**What the exercise asks**: Determine the number of lines in these entries that hold the word "первого". Give the number and nothing more.

[Data extracted from a collection]

"""

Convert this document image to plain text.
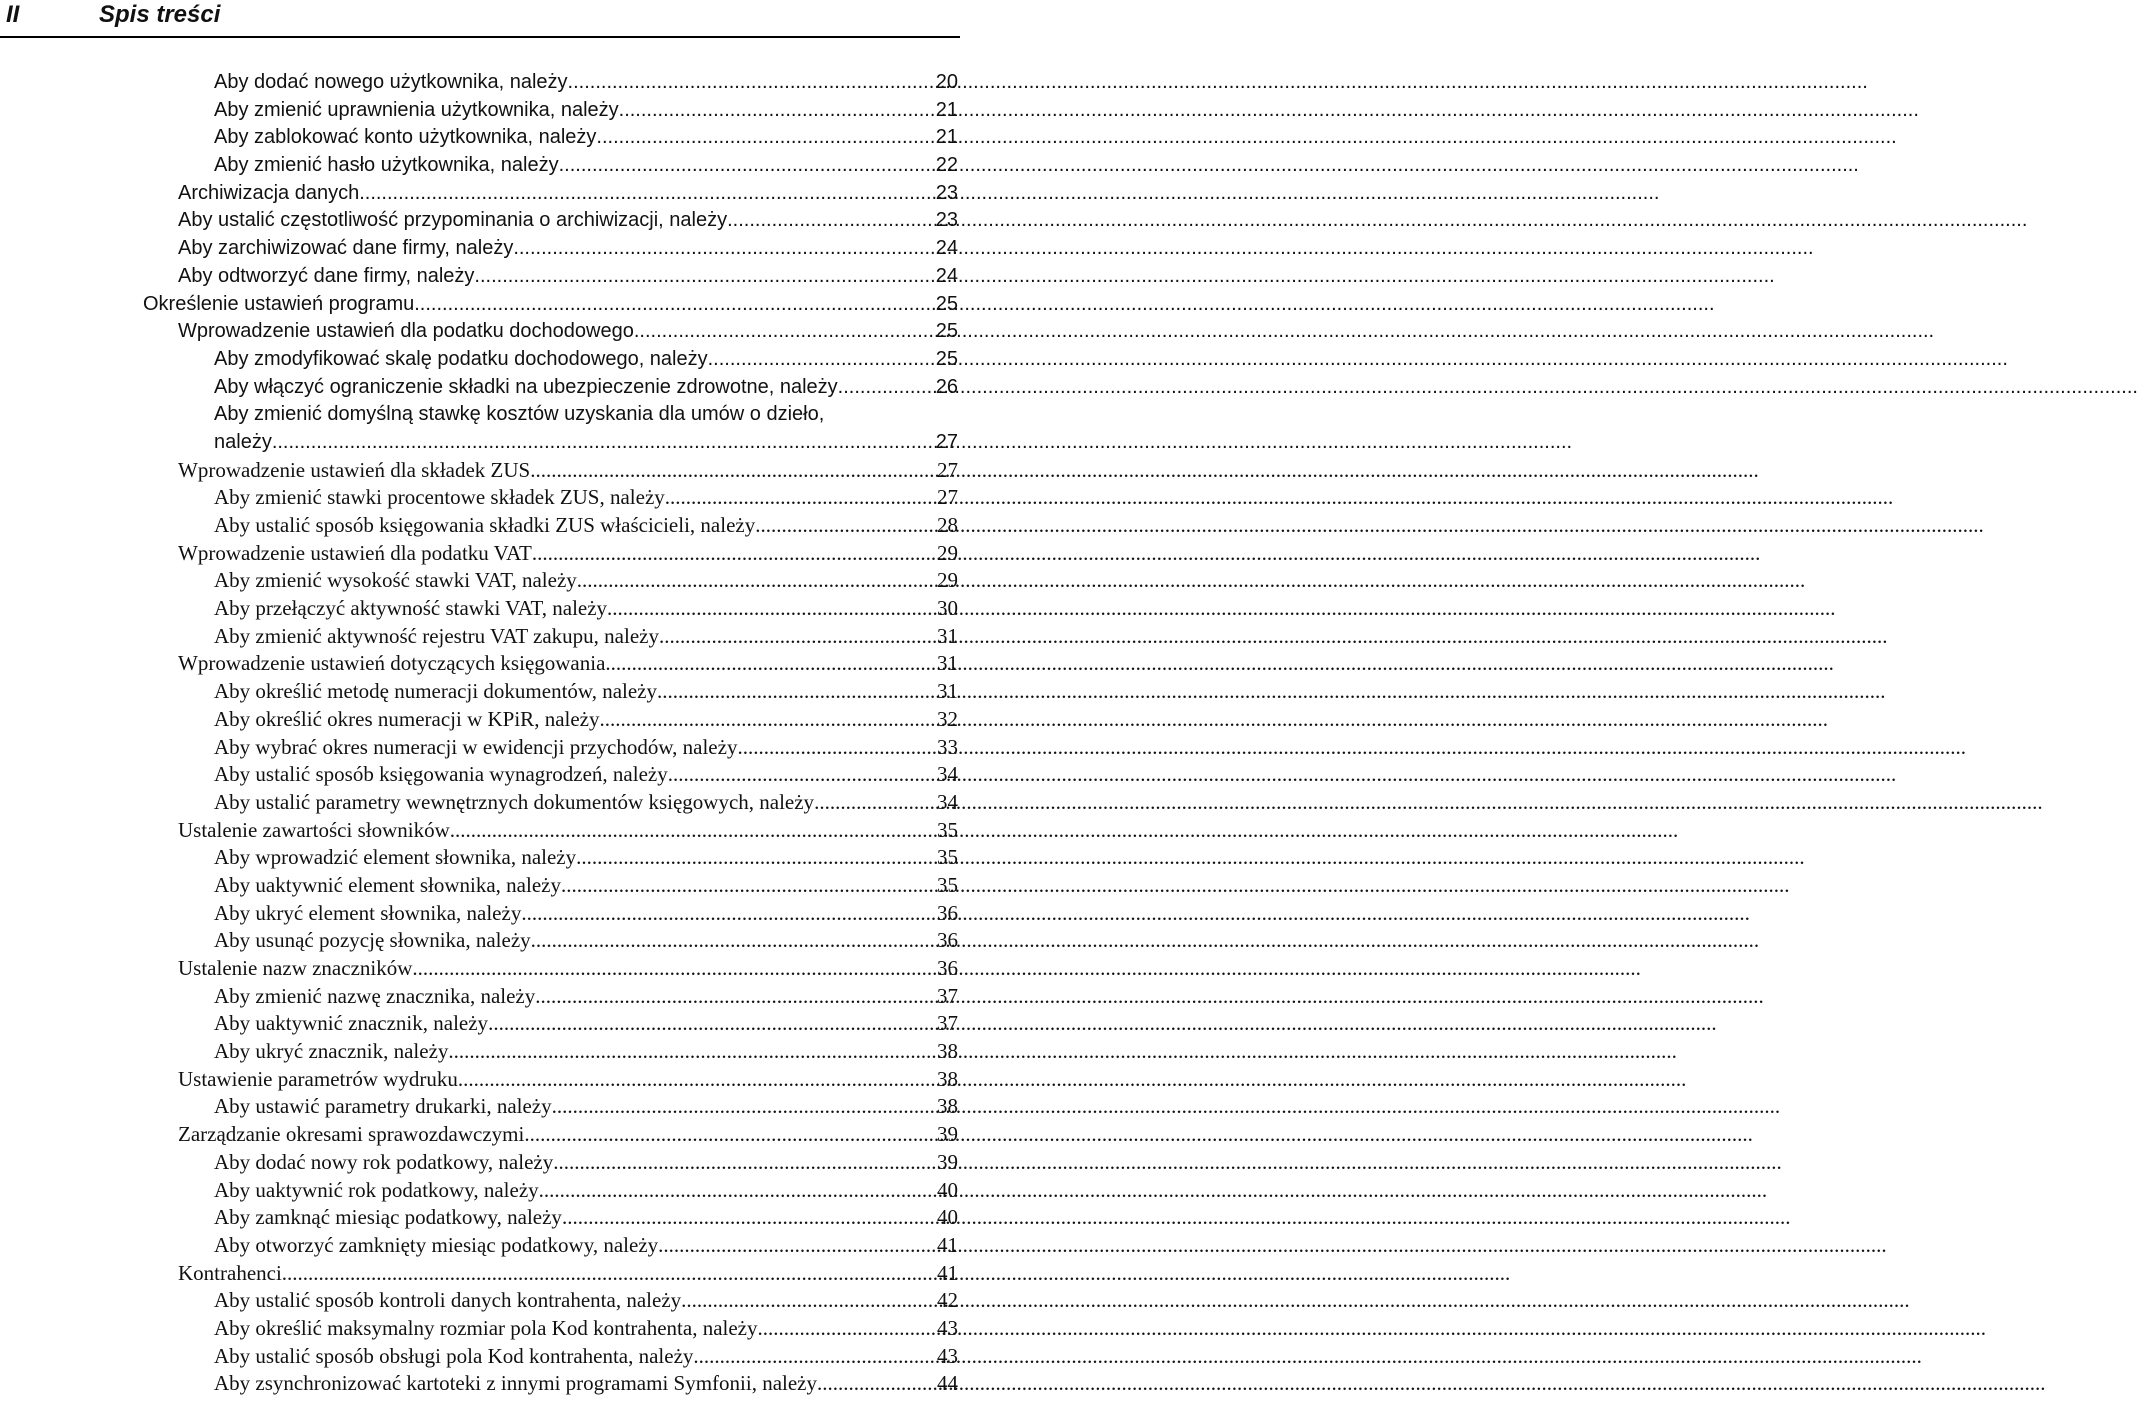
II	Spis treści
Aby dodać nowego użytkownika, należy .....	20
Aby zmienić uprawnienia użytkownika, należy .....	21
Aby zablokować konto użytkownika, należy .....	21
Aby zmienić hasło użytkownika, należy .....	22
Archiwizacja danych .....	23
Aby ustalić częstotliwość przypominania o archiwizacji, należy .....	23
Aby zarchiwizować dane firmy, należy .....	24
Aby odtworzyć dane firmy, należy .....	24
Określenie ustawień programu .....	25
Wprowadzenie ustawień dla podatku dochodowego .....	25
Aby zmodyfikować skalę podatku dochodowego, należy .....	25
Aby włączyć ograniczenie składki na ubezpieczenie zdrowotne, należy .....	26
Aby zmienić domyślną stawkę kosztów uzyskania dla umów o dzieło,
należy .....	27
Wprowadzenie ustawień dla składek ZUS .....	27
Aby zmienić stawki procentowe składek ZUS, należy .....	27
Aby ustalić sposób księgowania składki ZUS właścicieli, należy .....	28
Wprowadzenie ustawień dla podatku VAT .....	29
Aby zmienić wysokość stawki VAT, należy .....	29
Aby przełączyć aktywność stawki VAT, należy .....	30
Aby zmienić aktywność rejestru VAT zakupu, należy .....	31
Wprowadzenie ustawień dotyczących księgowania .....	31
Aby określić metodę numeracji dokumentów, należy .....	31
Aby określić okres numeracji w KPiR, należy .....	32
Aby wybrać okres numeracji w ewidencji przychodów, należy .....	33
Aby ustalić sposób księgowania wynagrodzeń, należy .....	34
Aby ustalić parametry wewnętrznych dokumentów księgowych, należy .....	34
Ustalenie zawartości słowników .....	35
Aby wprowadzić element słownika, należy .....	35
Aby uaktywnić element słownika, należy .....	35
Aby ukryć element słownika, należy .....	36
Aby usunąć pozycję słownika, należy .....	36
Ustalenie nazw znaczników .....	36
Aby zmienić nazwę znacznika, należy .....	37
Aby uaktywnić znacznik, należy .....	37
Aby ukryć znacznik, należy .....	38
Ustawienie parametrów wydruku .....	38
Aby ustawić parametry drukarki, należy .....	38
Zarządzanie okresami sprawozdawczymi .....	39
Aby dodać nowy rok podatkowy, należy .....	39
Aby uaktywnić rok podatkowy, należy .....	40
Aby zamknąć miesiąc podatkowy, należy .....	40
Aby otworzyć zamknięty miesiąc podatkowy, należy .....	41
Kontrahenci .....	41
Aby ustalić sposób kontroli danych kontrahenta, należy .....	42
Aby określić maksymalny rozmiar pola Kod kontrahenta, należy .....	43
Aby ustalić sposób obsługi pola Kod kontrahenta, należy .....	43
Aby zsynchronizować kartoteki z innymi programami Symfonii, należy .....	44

"""
"""

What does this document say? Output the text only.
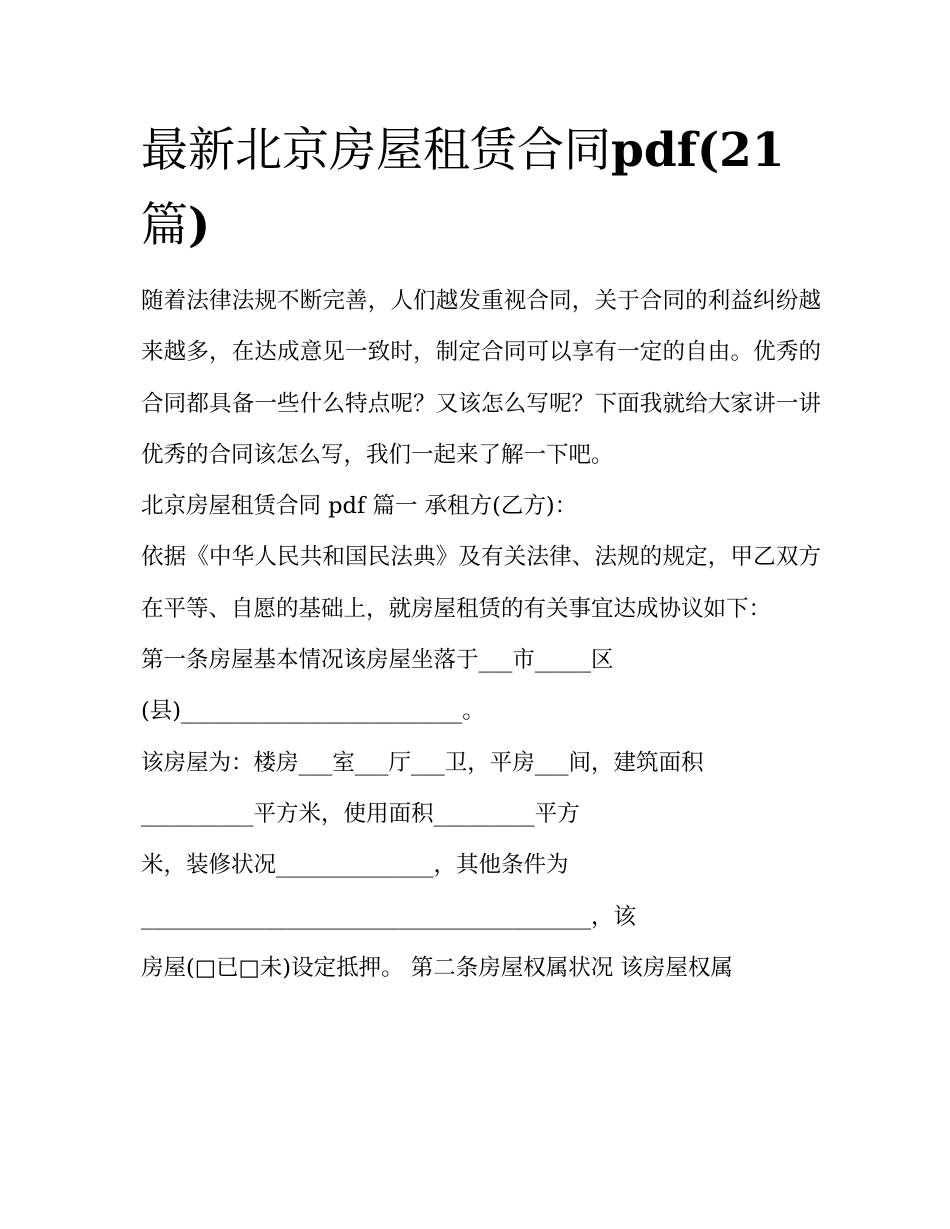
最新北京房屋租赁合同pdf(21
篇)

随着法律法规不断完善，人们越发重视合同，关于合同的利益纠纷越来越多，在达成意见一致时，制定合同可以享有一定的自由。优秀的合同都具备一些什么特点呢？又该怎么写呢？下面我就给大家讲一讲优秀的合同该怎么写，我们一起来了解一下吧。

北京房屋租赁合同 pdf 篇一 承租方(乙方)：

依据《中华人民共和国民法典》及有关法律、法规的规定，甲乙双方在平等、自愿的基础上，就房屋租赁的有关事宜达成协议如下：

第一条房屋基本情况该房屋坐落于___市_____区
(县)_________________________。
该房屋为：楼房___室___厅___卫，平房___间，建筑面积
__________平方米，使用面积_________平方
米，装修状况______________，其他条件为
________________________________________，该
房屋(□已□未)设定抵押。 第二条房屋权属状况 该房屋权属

"""
"""

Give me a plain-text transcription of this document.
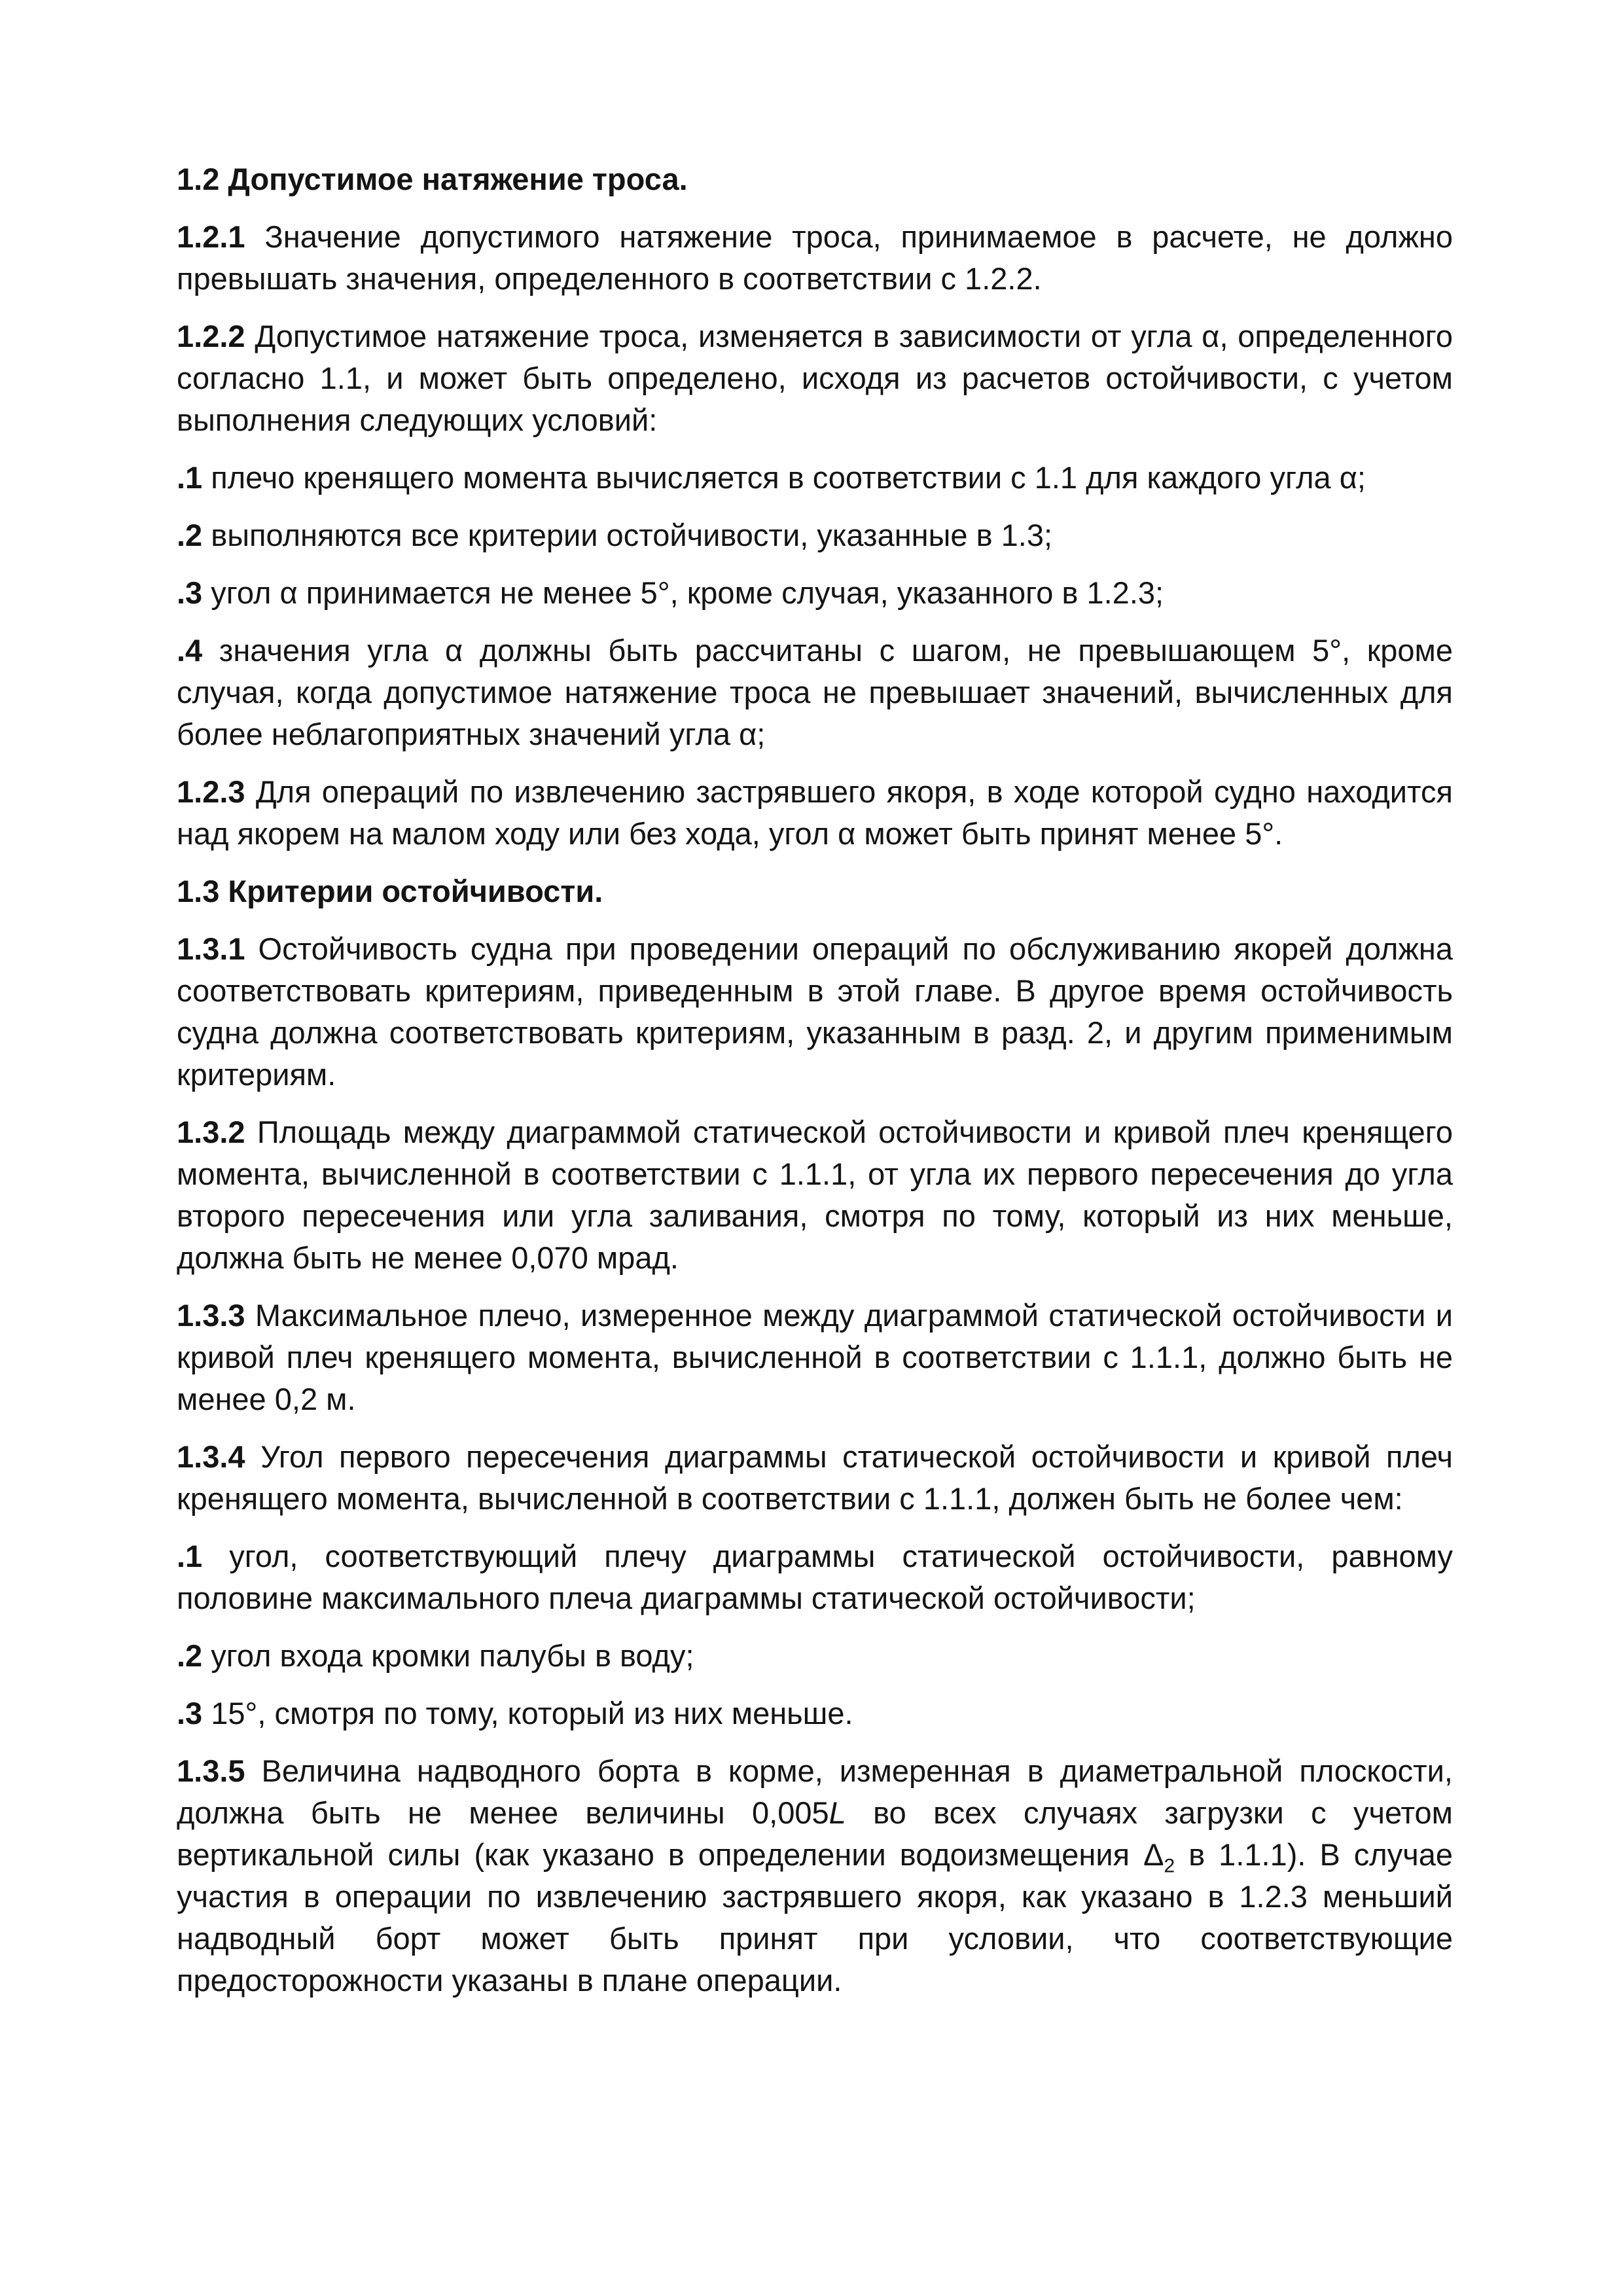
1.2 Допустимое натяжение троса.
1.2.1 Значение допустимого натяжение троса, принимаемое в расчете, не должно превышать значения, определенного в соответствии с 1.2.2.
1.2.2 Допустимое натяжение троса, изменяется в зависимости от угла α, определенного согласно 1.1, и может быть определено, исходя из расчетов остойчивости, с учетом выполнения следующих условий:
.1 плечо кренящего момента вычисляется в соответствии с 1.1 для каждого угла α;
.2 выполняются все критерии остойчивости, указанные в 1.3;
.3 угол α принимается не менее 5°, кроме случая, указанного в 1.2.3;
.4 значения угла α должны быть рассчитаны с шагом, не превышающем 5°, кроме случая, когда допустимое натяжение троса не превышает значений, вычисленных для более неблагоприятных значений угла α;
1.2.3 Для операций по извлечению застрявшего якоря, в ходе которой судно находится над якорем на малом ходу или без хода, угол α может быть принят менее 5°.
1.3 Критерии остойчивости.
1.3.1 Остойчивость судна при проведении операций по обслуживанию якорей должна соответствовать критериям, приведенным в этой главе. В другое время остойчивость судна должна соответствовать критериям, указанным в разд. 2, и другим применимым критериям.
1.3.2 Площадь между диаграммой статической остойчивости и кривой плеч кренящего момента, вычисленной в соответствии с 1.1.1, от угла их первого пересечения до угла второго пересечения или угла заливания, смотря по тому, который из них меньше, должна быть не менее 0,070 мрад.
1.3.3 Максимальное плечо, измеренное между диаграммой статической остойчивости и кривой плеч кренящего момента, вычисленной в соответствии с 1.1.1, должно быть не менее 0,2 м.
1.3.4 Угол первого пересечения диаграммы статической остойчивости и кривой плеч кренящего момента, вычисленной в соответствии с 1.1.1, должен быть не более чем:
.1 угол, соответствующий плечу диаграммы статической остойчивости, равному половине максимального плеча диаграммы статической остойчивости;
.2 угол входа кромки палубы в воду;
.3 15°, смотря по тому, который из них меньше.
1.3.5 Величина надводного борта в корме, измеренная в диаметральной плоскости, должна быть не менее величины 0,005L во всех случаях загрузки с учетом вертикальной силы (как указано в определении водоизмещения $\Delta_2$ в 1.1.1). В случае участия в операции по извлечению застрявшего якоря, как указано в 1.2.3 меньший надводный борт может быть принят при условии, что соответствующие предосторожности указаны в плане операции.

"""

**Response for this exercise**: 2